▶ [SET TASK]: Retype the records that come next, word for word.

____ RECORDS TO USE

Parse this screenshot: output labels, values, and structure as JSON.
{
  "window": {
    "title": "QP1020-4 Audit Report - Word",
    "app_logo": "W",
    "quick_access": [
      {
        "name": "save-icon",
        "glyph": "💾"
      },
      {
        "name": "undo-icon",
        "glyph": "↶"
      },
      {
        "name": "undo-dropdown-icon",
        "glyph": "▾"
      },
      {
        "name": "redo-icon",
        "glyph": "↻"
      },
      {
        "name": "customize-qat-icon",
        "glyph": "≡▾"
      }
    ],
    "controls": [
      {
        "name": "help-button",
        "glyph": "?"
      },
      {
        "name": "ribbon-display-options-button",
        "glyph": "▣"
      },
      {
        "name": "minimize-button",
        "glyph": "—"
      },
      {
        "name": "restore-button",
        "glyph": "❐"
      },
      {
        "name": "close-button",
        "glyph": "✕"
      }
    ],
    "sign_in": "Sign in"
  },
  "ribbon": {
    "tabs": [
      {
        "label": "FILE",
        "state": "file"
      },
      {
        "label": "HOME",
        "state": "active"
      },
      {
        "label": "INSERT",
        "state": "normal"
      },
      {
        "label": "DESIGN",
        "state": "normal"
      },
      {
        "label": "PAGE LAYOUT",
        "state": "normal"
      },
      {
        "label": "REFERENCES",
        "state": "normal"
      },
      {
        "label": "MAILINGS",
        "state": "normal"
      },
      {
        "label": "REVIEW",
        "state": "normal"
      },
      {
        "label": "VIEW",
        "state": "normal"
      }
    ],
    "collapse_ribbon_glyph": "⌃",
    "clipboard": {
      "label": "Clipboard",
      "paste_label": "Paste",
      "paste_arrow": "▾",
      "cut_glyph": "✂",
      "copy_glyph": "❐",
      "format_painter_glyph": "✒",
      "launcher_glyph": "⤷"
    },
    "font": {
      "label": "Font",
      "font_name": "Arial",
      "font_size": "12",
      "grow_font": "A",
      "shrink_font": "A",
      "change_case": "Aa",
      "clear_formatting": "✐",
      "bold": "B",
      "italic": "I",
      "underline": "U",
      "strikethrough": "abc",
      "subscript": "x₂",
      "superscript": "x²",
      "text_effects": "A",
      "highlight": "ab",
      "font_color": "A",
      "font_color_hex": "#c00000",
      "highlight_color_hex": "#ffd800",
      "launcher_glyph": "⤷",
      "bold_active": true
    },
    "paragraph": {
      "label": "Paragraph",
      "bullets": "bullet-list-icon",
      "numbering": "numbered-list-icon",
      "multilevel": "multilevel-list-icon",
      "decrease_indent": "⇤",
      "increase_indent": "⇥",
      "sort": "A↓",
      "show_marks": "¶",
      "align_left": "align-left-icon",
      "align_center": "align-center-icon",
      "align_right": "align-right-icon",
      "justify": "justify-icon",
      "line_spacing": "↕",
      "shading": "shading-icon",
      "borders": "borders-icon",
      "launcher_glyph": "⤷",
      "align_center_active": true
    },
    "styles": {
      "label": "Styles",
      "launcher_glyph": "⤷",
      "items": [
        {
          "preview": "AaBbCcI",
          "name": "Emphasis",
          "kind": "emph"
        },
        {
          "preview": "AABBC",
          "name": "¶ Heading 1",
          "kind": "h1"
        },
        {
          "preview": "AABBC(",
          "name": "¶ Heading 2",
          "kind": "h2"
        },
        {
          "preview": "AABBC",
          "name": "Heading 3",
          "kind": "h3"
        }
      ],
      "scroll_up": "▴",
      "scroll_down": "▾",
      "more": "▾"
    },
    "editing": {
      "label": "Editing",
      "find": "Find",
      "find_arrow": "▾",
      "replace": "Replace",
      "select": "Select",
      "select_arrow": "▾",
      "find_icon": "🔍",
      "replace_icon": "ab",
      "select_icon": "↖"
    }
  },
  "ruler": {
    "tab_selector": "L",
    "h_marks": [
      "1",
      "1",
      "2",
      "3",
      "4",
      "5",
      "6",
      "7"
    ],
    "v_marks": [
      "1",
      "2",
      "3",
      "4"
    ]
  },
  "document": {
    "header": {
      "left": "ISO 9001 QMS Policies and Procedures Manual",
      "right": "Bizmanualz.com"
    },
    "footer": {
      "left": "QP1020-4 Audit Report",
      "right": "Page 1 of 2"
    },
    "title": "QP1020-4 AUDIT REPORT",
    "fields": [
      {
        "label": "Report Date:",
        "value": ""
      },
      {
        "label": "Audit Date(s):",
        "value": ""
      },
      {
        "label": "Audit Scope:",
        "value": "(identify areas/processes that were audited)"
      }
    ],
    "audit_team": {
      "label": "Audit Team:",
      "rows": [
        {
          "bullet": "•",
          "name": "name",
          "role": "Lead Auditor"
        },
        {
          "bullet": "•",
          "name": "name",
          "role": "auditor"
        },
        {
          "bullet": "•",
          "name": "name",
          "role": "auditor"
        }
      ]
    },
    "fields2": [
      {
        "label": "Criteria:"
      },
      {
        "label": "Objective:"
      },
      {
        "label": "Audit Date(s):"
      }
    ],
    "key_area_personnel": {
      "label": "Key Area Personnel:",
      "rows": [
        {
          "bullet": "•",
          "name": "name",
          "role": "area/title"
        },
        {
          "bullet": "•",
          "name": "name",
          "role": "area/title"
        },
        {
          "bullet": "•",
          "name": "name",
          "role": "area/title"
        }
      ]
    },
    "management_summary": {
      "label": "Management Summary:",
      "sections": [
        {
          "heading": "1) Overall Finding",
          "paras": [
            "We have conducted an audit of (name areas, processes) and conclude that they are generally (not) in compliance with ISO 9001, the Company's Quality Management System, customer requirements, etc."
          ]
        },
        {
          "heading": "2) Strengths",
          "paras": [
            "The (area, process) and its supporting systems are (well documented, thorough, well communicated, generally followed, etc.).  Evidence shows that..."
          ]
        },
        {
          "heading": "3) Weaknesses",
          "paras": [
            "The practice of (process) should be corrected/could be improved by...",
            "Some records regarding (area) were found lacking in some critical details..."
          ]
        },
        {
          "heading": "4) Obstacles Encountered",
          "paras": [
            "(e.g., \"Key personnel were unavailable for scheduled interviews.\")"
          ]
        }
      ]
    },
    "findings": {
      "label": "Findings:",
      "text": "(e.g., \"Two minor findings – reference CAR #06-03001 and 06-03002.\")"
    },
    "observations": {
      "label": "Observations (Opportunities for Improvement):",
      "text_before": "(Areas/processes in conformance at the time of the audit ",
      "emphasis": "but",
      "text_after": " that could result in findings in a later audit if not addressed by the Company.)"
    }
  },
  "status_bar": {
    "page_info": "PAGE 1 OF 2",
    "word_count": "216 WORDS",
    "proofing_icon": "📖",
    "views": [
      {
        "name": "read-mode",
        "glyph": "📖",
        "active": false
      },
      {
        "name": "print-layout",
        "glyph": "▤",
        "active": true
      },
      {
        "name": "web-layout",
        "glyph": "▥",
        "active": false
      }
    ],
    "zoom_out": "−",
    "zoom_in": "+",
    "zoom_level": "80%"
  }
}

________

▶ [EXERCISE RESPONSE]:
Parse this screenshot: output labels, values, and structure as JSON.
{
  "window": {
    "title": "QP1020-4 Audit Report - Word",
    "app_logo": "W",
    "quick_access": [
      {
        "name": "save-icon",
        "glyph": "💾"
      },
      {
        "name": "undo-icon",
        "glyph": "↶"
      },
      {
        "name": "undo-dropdown-icon",
        "glyph": "▾"
      },
      {
        "name": "redo-icon",
        "glyph": "↻"
      },
      {
        "name": "customize-qat-icon",
        "glyph": "≡▾"
      }
    ],
    "controls": [
      {
        "name": "help-button",
        "glyph": "?"
      },
      {
        "name": "ribbon-display-options-button",
        "glyph": "▣"
      },
      {
        "name": "minimize-button",
        "glyph": "—"
      },
      {
        "name": "restore-button",
        "glyph": "❐"
      },
      {
        "name": "close-button",
        "glyph": "✕"
      }
    ],
    "sign_in": "Sign in"
  },
  "ribbon": {
    "tabs": [
      {
        "label": "FILE",
        "state": "file"
      },
      {
        "label": "HOME",
        "state": "active"
      },
      {
        "label": "INSERT",
        "state": "normal"
      },
      {
        "label": "DESIGN",
        "state": "normal"
      },
      {
        "label": "PAGE LAYOUT",
        "state": "normal"
      },
      {
        "label": "REFERENCES",
        "state": "normal"
      },
      {
        "label": "MAILINGS",
        "state": "normal"
      },
      {
        "label": "REVIEW",
        "state": "normal"
      },
      {
        "label": "VIEW",
        "state": "normal"
      }
    ],
    "collapse_ribbon_glyph": "⌃",
    "clipboard": {
      "label": "Clipboard",
      "paste_label": "Paste",
      "paste_arrow": "▾",
      "cut_glyph": "✂",
      "copy_glyph": "❐",
      "format_painter_glyph": "✒",
      "launcher_glyph": "⤷"
    },
    "font": {
      "label": "Font",
      "font_name": "Arial",
      "font_size": "12",
      "grow_font": "A",
      "shrink_font": "A",
      "change_case": "Aa",
      "clear_formatting": "✐",
      "bold": "B",
      "italic": "I",
      "underline": "U",
      "strikethrough": "abc",
      "subscript": "x₂",
      "superscript": "x²",
      "text_effects": "A",
      "highlight": "ab",
      "font_color": "A",
      "font_color_hex": "#c00000",
      "highlight_color_hex": "#ffd800",
      "launcher_glyph": "⤷",
      "bold_active": true
    },
    "paragraph": {
      "label": "Paragraph",
      "bullets": "bullet-list-icon",
      "numbering": "numbered-list-icon",
      "multilevel": "multilevel-list-icon",
      "decrease_indent": "⇤",
      "increase_indent": "⇥",
      "sort": "A↓",
      "show_marks": "¶",
      "align_left": "align-left-icon",
      "align_center": "align-center-icon",
      "align_right": "align-right-icon",
      "justify": "justify-icon",
      "line_spacing": "↕",
      "shading": "shading-icon",
      "borders": "borders-icon",
      "launcher_glyph": "⤷",
      "align_center_active": true
    },
    "styles": {
      "label": "Styles",
      "launcher_glyph": "⤷",
      "items": [
        {
          "preview": "AaBbCcI",
          "name": "Emphasis",
          "kind": "emph"
        },
        {
          "preview": "AABBC",
          "name": "¶ Heading 1",
          "kind": "h1"
        },
        {
          "preview": "AABBC(",
          "name": "¶ Heading 2",
          "kind": "h2"
        },
        {
          "preview": "AABBC",
          "name": "Heading 3",
          "kind": "h3"
        }
      ],
      "scroll_up": "▴",
      "scroll_down": "▾",
      "more": "▾"
    },
    "editing": {
      "label": "Editing",
      "find": "Find",
      "find_arrow": "▾",
      "replace": "Replace",
      "select": "Select",
      "select_arrow": "▾",
      "find_icon": "🔍",
      "replace_icon": "ab",
      "select_icon": "↖"
    }
  },
  "ruler": {
    "tab_selector": "L",
    "h_marks": [
      "1",
      "1",
      "2",
      "3",
      "4",
      "5",
      "6",
      "7"
    ],
    "v_marks": [
      "1",
      "2",
      "3",
      "4"
    ]
  },
  "document": {
    "header": {
      "left": "ISO 9001 QMS Policies and Procedures Manual",
      "right": "Bizmanualz.com"
    },
    "footer": {
      "left": "QP1020-4 Audit Report",
      "right": "Page 1 of 2"
    },
    "title": "QP1020-4 AUDIT REPORT",
    "fields": [
      {
        "label": "Report Date:",
        "value": ""
      },
      {
        "label": "Audit Date(s):",
        "value": ""
      },
      {
        "label": "Audit Scope:",
        "value": "(identify areas/processes that were audited)"
      }
    ],
    "audit_team": {
      "label": "Audit Team:",
      "rows": [
        {
          "bullet": "•",
          "name": "name",
          "role": "Lead Auditor"
        },
        {
          "bullet": "•",
          "name": "name",
          "role": "auditor"
        },
        {
          "bullet": "•",
          "name": "name",
          "role": "auditor"
        }
      ]
    },
    "fields2": [
      {
        "label": "Criteria:"
      },
      {
        "label": "Objective:"
      },
      {
        "label": "Audit Date(s):"
      }
    ],
    "key_area_personnel": {
      "label": "Key Area Personnel:",
      "rows": [
        {
          "bullet": "•",
          "name": "name",
          "role": "area/title"
        },
        {
          "bullet": "•",
          "name": "name",
          "role": "area/title"
        },
        {
          "bullet": "•",
          "name": "name",
          "role": "area/title"
        }
      ]
    },
    "management_summary": {
      "label": "Management Summary:",
      "sections": [
        {
          "heading": "1) Overall Finding",
          "paras": [
            "We have conducted an audit of (name areas, processes) and conclude that they are generally (not) in compliance with ISO 9001, the Company's Quality Management System, customer requirements, etc."
          ]
        },
        {
          "heading": "2) Strengths",
          "paras": [
            "The (area, process) and its supporting systems are (well documented, thorough, well communicated, generally followed, etc.).  Evidence shows that..."
          ]
        },
        {
          "heading": "3) Weaknesses",
          "paras": [
            "The practice of (process) should be corrected/could be improved by...",
            "Some records regarding (area) were found lacking in some critical details..."
          ]
        },
        {
          "heading": "4) Obstacles Encountered",
          "paras": [
            "(e.g., \"Key personnel were unavailable for scheduled interviews.\")"
          ]
        }
      ]
    },
    "findings": {
      "label": "Findings:",
      "text": "(e.g., \"Two minor findings – reference CAR #06-03001 and 06-03002.\")"
    },
    "observations": {
      "label": "Observations (Opportunities for Improvement):",
      "text_before": "(Areas/processes in conformance at the time of the audit ",
      "emphasis": "but",
      "text_after": " that could result in findings in a later audit if not addressed by the Company.)"
    }
  },
  "status_bar": {
    "page_info": "PAGE 1 OF 2",
    "word_count": "216 WORDS",
    "proofing_icon": "📖",
    "views": [
      {
        "name": "read-mode",
        "glyph": "📖",
        "active": false
      },
      {
        "name": "print-layout",
        "glyph": "▤",
        "active": true
      },
      {
        "name": "web-layout",
        "glyph": "▥",
        "active": false
      }
    ],
    "zoom_out": "−",
    "zoom_in": "+",
    "zoom_level": "80%"
  }
}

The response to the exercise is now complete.